- **Aim of the task**
From the entries below, pull out each line where "screened" appears.

— Start of Data shown —

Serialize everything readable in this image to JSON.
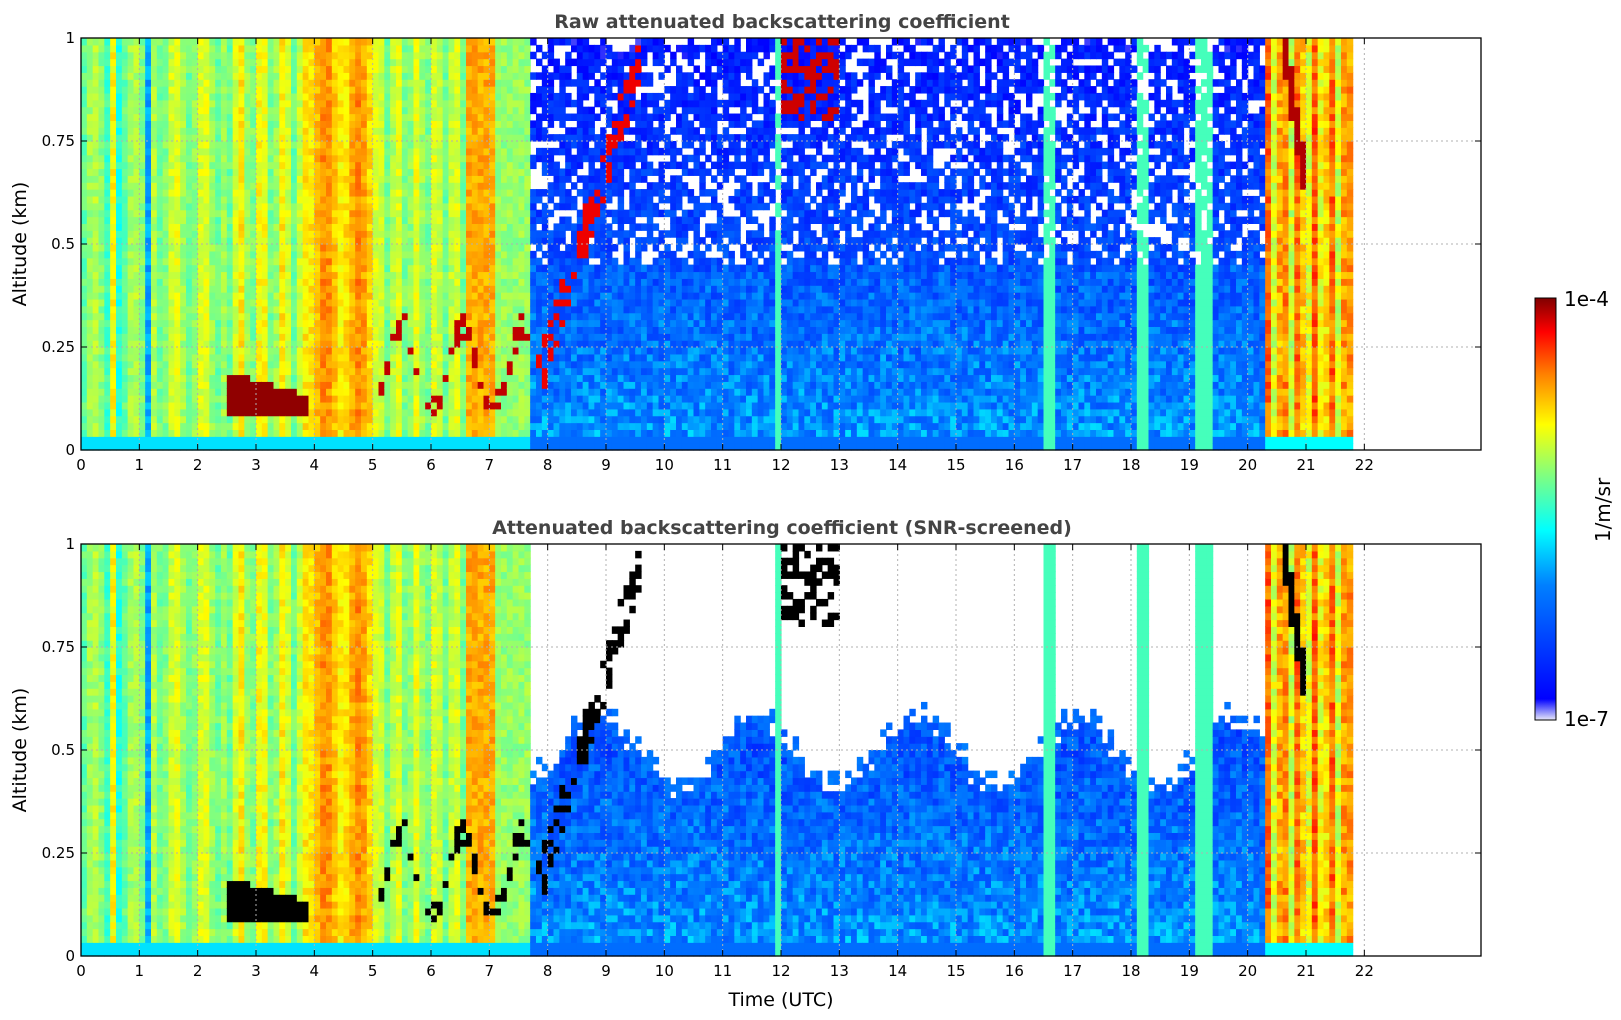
{
  "chart_data": [
    {
      "type": "heatmap",
      "title": "Raw attenuated backscattering coefficient",
      "xlabel": "",
      "ylabel": "Altitude (km)",
      "xlim": [
        0,
        24
      ],
      "ylim": [
        0,
        1
      ],
      "x_ticks": [
        "0",
        "1",
        "2",
        "3",
        "4",
        "5",
        "6",
        "7",
        "8",
        "9",
        "10",
        "11",
        "12",
        "13",
        "14",
        "15",
        "16",
        "17",
        "18",
        "19",
        "20",
        "21",
        "22"
      ],
      "y_ticks": [
        "0",
        "0.25",
        "0.5",
        "0.75",
        "1"
      ],
      "grid": true,
      "screened": false,
      "time_coverage_end": 21.8,
      "features": [
        {
          "label": "aerosol/haze layer",
          "x": [
            0,
            7.75
          ],
          "y": [
            0,
            1
          ]
        },
        {
          "label": "low cloud",
          "x": [
            2.5,
            3.9
          ],
          "y": [
            0.08,
            0.19
          ]
        },
        {
          "label": "cloud streaks",
          "x": [
            5.0,
            13.0
          ],
          "y": [
            0.1,
            1.0
          ]
        },
        {
          "label": "noisy clear air",
          "x": [
            7.75,
            20.3
          ],
          "y": [
            0,
            1
          ]
        },
        {
          "label": "cloud",
          "x": [
            20.3,
            21.8
          ],
          "y": [
            0,
            1
          ]
        }
      ]
    },
    {
      "type": "heatmap",
      "title": "Attenuated backscattering coefficient (SNR-screened)",
      "xlabel": "Time (UTC)",
      "ylabel": "Altitude (km)",
      "xlim": [
        0,
        24
      ],
      "ylim": [
        0,
        1
      ],
      "x_ticks": [
        "0",
        "1",
        "2",
        "3",
        "4",
        "5",
        "6",
        "7",
        "8",
        "9",
        "10",
        "11",
        "12",
        "13",
        "14",
        "15",
        "16",
        "17",
        "18",
        "19",
        "20",
        "21",
        "22"
      ],
      "y_ticks": [
        "0",
        "0.25",
        "0.5",
        "0.75",
        "1"
      ],
      "grid": true,
      "screened": true,
      "time_coverage_end": 21.8,
      "features": [
        {
          "label": "aerosol/haze layer",
          "x": [
            0,
            7.75
          ],
          "y": [
            0,
            1
          ]
        },
        {
          "label": "low cloud (saturated)",
          "x": [
            2.5,
            3.9
          ],
          "y": [
            0.08,
            0.19
          ]
        },
        {
          "label": "screened-out region above boundary layer",
          "x": [
            7.75,
            20.3
          ],
          "y": [
            0.45,
            1.0
          ]
        },
        {
          "label": "cloud",
          "x": [
            20.3,
            21.8
          ],
          "y": [
            0,
            1
          ]
        }
      ]
    }
  ],
  "colorbar": {
    "label": "1/m/sr",
    "max_label": "1e-4",
    "min_label": "1e-7",
    "scale": "log",
    "colormap": "jet",
    "colors": [
      "#e8e8f8",
      "#0000ff",
      "#00c0ff",
      "#40ffb0",
      "#ffff00",
      "#ff8000",
      "#ff0000",
      "#800000"
    ]
  }
}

— End of Data shown —

- **Complete answer**
      "screened": false,
      "title": "Attenuated backscattering coefficient (SNR-screened)",
      "screened": true,
          "label": "screened-out region above boundary layer",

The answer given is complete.